OBJECTIVE:
Please state how many lines in the records contain the string "Faucet", with no words besides the number.

--- START OF MATERIAL SHOWN ---

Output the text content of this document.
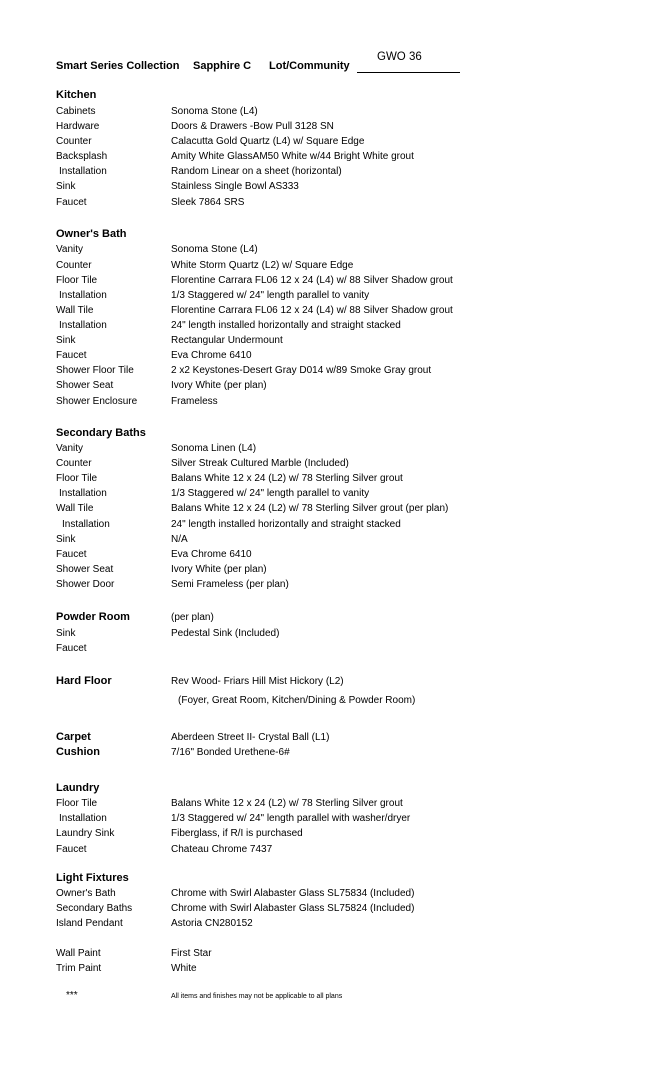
Smart Series Collection Sapphire C Lot/Community
GWO 36
Kitchen
Cabinets	Sonoma Stone (L4)
Hardware	Doors & Drawers -Bow Pull 3128 SN
Counter	Calacutta Gold Quartz (L4) w/ Square Edge
Backsplash	Amity White GlassAM50 White w/44 Bright White grout
Installation	Random Linear on a sheet (horizontal)
Sink	Stainless Single Bowl AS333
Faucet	Sleek 7864 SRS
Owner's Bath
Vanity	Sonoma Stone (L4)
Counter	White Storm Quartz (L2) w/ Square Edge
Floor Tile	Florentine Carrara FL06 12 x 24 (L4) w/ 88 Silver Shadow grout
Installation	1/3 Staggered w/ 24" length parallel to vanity
Wall Tile	Florentine Carrara FL06 12 x 24 (L4) w/ 88 Silver Shadow grout
Installation	24" length installed horizontally and straight stacked
Sink	Rectangular Undermount
Faucet	Eva Chrome 6410
Shower Floor Tile	2 x2 Keystones-Desert Gray D014 w/89 Smoke Gray grout
Shower Seat	Ivory White (per plan)
Shower Enclosure	Frameless
Secondary Baths
Vanity	Sonoma Linen (L4)
Counter	Silver Streak Cultured Marble (Included)
Floor Tile	Balans White 12 x 24 (L2) w/ 78 Sterling Silver grout
Installation	1/3 Staggered w/ 24" length parallel to vanity
Wall Tile	Balans White 12 x 24 (L2) w/ 78 Sterling Silver grout (per plan)
Installation	24" length installed horizontally and straight stacked
Sink	N/A
Faucet	Eva Chrome 6410
Shower Seat	Ivory White (per plan)
Shower Door	Semi Frameless (per plan)
Powder Room	(per plan)
Sink	Pedestal Sink (Included)
Faucet
Hard Floor	Rev Wood- Friars Hill Mist Hickory (L2)
(Foyer, Great Room, Kitchen/Dining & Powder Room)
Carpet	Aberdeen Street II- Crystal Ball (L1)
Cushion	7/16" Bonded Urethene-6#
Laundry
Floor Tile	Balans White 12 x 24 (L2) w/ 78 Sterling Silver grout
Installation	1/3 Staggered w/ 24" length parallel with washer/dryer
Laundry Sink	Fiberglass, if R/I is purchased
Faucet	Chateau Chrome 7437
Light Fixtures
Owner's Bath	Chrome with Swirl Alabaster Glass SL75834 (Included)
Secondary Baths	Chrome with Swirl Alabaster Glass SL75824 (Included)
Island Pendant	Astoria CN280152
Wall Paint	First Star
Trim Paint	White
***	All items and finishes may not be applicable to all plans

--- END OF MATERIAL SHOWN ---

WRITTEN RESPONSE:
5